--- WORK TO DO ---
Reproduce every line in the listing that contains the word "this".

--- EXERCISE MATERIALS ---
^^^^

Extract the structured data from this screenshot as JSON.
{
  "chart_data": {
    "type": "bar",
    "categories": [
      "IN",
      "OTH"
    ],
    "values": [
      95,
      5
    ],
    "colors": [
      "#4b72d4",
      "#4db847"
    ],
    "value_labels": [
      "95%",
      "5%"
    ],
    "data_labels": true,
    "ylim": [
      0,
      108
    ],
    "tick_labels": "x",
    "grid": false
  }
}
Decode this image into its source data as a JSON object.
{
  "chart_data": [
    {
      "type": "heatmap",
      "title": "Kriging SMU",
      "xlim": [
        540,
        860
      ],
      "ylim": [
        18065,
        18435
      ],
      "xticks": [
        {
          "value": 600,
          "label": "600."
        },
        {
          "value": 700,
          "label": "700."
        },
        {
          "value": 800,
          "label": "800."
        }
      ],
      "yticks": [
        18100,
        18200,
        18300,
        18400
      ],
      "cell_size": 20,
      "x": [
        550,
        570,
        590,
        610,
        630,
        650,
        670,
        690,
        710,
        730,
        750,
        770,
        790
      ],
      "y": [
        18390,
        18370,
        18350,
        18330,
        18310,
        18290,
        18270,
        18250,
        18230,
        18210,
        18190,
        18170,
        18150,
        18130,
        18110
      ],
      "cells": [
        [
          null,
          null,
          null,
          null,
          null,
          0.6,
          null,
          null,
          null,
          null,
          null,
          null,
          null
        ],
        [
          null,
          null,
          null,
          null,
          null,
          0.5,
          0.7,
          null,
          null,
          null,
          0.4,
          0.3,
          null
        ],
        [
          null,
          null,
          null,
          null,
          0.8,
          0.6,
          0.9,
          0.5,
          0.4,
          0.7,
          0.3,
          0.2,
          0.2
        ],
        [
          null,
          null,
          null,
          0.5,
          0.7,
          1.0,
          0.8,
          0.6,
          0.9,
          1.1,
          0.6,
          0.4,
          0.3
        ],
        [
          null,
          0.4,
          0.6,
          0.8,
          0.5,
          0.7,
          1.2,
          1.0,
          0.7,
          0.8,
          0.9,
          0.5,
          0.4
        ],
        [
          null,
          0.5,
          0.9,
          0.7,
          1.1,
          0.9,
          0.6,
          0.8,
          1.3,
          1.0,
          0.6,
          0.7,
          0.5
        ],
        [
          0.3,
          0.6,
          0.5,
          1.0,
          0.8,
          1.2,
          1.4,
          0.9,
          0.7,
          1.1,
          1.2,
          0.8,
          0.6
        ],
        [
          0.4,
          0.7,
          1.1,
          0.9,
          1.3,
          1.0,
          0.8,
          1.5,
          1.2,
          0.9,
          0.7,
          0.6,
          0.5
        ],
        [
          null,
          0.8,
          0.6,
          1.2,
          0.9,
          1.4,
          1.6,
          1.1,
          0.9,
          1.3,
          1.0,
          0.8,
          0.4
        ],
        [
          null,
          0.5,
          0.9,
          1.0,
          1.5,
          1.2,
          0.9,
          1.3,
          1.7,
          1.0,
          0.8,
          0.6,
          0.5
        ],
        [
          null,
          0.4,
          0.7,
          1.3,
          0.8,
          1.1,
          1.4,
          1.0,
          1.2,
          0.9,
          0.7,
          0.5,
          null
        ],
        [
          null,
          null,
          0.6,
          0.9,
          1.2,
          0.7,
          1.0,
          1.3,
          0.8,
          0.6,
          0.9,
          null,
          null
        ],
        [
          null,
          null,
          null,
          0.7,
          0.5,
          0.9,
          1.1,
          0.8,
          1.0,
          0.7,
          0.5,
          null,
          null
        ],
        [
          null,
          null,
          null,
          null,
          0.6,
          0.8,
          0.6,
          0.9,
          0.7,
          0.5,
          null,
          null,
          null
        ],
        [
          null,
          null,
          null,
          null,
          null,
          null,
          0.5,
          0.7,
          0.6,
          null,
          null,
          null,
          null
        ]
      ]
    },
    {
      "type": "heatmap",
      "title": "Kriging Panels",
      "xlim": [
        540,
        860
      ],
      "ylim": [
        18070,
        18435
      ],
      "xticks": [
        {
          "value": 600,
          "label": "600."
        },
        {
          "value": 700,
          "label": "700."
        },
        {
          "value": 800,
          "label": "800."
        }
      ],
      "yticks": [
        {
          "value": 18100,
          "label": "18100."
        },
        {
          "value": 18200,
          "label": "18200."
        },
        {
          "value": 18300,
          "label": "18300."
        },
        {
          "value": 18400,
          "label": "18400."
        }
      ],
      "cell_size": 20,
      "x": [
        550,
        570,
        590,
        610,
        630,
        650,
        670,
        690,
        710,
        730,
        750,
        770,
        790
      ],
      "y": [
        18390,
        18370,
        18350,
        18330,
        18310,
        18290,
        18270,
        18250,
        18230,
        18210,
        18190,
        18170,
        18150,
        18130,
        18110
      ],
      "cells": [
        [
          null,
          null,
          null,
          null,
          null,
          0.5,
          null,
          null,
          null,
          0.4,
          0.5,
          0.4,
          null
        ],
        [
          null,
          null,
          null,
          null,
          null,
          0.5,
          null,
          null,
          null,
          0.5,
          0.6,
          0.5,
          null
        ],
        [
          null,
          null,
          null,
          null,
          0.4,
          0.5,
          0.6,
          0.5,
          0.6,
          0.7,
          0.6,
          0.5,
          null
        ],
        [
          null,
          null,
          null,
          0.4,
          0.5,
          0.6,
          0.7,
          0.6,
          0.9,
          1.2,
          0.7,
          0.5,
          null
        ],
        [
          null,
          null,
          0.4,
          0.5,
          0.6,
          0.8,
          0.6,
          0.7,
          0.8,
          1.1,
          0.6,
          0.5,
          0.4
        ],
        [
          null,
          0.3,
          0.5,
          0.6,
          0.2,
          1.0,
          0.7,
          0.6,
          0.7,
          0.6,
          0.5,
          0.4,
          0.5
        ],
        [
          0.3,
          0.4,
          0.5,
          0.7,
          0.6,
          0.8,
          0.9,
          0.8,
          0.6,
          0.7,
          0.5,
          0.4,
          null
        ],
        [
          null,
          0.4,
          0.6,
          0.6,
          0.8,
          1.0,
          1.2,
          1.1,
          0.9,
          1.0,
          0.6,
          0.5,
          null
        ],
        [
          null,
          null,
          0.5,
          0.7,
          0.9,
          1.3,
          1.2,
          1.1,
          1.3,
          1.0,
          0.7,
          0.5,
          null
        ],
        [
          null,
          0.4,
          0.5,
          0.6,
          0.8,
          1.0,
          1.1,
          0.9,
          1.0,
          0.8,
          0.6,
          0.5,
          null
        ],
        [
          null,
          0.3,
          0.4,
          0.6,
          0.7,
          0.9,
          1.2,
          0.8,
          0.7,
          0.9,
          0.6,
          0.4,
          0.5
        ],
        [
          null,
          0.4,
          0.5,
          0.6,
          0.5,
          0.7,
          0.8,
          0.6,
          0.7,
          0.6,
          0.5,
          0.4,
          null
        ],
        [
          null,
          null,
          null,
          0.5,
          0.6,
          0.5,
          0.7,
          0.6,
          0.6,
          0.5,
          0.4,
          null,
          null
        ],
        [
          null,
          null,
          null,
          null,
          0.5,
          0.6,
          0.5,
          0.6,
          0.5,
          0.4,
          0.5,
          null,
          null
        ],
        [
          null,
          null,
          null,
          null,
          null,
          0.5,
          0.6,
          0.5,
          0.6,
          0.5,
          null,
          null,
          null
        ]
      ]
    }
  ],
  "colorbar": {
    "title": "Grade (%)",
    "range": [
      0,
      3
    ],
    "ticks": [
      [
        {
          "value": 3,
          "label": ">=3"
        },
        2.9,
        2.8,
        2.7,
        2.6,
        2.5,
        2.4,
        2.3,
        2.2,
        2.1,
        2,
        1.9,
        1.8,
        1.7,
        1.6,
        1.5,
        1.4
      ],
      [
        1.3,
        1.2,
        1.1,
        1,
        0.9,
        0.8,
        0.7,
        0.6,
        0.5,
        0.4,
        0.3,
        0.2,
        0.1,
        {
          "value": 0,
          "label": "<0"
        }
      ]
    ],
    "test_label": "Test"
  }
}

^^^^

--- SOLUTION TO THE PROBLEM ---
Extract the structured data from this screenshot as JSON.
Decode this image into its source data as a JSON object.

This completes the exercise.